Data rows —
####

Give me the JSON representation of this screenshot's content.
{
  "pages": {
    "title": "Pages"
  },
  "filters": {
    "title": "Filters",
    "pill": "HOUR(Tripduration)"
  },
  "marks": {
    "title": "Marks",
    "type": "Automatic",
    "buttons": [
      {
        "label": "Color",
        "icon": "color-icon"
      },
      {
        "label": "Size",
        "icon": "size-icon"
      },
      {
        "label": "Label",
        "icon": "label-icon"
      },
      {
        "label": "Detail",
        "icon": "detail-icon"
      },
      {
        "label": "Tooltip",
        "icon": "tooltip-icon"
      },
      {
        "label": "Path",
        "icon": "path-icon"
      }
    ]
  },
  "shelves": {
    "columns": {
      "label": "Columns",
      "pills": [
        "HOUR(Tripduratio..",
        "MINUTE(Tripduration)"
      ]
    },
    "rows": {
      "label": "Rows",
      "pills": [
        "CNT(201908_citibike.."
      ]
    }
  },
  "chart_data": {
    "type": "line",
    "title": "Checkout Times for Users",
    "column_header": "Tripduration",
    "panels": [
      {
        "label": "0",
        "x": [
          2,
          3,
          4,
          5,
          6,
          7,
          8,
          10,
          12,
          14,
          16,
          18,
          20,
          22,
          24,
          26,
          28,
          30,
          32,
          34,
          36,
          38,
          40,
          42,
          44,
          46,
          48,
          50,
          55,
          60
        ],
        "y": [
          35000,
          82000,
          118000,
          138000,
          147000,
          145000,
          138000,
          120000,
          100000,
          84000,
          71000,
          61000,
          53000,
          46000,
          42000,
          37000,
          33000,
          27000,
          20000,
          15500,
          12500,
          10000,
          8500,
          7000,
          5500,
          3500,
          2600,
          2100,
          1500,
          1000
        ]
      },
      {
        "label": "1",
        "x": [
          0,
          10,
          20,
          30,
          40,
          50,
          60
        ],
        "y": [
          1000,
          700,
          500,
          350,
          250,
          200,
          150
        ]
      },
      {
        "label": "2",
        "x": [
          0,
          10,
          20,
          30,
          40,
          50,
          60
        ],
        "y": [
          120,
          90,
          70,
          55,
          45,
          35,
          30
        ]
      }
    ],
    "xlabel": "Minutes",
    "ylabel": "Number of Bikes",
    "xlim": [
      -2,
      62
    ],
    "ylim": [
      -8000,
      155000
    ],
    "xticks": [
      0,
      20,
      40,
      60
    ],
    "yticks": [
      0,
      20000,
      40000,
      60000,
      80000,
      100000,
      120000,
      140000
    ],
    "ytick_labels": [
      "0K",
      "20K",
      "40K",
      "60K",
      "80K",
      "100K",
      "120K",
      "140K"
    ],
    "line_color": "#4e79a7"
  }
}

####

Your goal —
Go through the records and gather the lines that hold "Tripduration".

Full response —
    "pill": "HOUR(Tripduration)"
        "MINUTE(Tripduration)"
    "column_header": "Tripduration",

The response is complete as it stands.